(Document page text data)
*-*-*

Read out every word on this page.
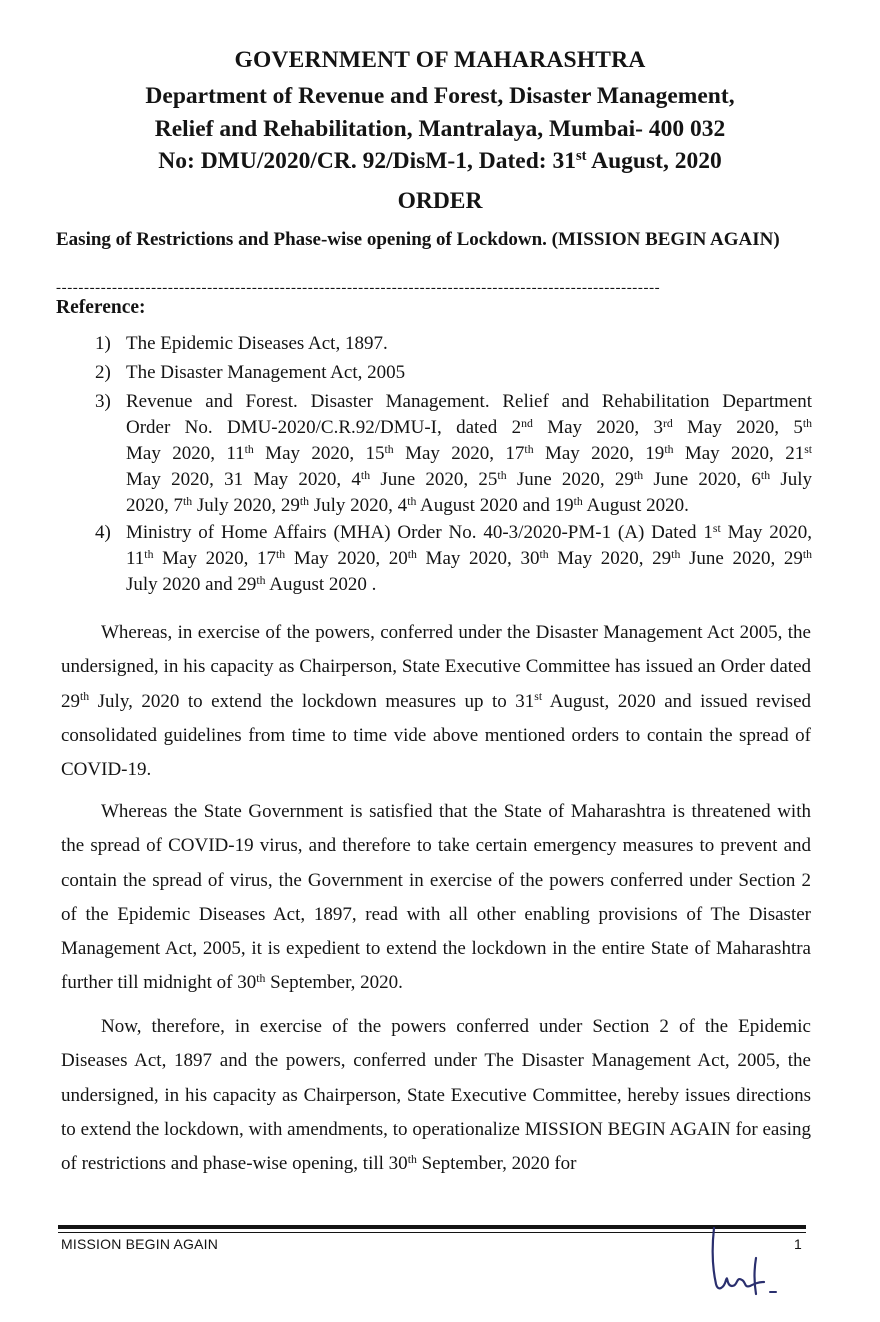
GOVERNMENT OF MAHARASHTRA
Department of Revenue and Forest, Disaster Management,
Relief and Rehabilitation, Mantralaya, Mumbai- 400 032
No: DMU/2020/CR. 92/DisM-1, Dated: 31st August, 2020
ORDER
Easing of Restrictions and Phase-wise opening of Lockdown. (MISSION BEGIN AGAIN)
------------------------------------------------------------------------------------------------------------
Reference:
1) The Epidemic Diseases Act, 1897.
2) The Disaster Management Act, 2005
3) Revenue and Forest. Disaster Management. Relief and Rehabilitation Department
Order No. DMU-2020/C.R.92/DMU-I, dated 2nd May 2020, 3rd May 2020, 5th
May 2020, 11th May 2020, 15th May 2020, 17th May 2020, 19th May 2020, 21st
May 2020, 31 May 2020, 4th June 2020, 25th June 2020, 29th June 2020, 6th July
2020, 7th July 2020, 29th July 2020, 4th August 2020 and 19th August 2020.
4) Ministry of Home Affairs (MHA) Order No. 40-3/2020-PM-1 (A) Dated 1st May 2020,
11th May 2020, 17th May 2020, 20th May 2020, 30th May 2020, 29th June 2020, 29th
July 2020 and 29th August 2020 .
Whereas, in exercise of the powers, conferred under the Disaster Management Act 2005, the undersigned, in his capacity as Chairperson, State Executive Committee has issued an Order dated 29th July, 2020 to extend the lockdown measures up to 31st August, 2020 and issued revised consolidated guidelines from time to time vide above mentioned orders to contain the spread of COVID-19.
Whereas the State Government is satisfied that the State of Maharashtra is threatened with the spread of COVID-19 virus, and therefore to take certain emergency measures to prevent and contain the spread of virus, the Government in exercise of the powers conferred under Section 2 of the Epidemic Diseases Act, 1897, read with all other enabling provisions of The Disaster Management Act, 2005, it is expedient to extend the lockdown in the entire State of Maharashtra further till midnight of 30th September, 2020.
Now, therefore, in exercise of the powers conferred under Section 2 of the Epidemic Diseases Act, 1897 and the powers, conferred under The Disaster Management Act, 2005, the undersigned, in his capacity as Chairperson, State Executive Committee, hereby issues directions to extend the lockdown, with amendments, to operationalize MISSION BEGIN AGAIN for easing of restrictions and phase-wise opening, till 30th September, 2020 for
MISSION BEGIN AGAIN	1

*-*-*

> [Assignment]: Find how many lines in the entries above use the word "Rehabilitation". Write the number alone.

> [Exercise answer]: 2